_Work instructions_
Identify and pull out each line of the entries in which "wave" occurs.

Saved entries
■ ■ ■ ■ ■ ■ ■

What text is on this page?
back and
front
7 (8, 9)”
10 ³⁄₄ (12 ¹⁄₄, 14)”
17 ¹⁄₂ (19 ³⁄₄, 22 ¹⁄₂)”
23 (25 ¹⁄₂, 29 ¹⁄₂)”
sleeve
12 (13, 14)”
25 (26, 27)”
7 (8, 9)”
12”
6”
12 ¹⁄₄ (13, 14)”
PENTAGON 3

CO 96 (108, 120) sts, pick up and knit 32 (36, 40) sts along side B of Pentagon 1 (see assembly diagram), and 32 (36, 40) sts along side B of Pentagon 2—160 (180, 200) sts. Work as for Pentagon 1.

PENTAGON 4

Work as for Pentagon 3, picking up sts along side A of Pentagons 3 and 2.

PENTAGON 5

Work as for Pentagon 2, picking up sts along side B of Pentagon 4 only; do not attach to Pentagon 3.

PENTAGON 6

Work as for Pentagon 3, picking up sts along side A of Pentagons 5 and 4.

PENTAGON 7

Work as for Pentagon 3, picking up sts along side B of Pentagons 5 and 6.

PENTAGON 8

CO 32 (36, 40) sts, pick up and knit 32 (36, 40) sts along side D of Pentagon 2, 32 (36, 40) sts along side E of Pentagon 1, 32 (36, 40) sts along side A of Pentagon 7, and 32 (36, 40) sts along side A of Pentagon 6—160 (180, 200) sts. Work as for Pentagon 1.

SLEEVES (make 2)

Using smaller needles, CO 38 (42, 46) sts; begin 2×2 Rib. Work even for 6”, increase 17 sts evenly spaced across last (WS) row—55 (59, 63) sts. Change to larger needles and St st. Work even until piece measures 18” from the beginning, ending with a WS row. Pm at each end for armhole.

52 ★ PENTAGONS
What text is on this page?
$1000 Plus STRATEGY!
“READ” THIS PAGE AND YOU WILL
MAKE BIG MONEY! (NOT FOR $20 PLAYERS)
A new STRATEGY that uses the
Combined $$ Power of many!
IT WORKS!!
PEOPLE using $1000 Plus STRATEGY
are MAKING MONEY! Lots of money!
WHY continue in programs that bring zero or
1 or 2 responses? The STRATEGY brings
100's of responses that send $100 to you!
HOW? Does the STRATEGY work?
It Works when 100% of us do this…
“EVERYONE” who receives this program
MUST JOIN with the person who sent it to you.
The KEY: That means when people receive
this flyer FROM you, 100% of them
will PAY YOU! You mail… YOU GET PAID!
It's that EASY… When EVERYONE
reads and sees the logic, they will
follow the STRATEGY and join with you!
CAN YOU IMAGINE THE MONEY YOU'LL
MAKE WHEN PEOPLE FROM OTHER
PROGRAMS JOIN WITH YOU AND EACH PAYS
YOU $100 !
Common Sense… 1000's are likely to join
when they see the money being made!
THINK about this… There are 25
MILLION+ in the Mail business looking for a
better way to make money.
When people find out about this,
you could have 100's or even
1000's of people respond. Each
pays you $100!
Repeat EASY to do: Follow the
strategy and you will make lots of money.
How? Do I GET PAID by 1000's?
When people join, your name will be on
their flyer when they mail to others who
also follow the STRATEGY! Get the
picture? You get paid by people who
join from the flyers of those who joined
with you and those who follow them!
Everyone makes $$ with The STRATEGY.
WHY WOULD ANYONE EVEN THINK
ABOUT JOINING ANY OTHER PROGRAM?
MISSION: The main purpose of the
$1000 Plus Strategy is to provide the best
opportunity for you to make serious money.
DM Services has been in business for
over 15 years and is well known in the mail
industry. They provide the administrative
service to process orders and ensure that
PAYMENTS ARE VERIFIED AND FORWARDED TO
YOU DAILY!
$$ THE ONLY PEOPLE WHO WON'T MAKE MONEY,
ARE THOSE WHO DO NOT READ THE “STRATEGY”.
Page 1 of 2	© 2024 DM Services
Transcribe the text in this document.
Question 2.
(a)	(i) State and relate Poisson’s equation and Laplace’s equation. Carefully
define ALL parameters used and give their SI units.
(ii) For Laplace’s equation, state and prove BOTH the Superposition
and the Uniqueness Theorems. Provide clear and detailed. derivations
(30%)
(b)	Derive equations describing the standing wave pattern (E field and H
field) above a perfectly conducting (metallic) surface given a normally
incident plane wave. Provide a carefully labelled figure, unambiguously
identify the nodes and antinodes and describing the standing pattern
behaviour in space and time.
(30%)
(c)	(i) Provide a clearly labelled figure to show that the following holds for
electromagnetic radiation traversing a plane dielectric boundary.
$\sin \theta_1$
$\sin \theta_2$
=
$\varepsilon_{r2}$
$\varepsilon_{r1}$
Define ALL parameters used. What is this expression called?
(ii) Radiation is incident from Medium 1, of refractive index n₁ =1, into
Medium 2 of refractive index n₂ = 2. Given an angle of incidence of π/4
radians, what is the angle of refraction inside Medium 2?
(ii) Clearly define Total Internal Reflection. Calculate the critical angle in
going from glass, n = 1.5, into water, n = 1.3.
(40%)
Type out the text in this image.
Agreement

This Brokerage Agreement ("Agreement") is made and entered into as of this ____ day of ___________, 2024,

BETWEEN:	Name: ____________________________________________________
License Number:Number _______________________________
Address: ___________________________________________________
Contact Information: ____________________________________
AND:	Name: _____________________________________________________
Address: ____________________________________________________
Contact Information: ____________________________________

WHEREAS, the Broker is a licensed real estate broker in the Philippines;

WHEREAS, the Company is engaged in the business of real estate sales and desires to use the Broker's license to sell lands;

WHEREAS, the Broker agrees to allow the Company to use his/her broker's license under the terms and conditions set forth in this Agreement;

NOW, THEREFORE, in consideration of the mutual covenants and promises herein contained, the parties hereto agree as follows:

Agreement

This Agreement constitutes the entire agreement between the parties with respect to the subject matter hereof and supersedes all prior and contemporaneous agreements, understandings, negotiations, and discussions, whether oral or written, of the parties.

■ ■ ■ ■ ■ ■ ■

_Exercise result_
(b)	Derive equations describing the standing wave pattern (E field and H
incident plane wave. Provide a carefully labelled figure, unambiguously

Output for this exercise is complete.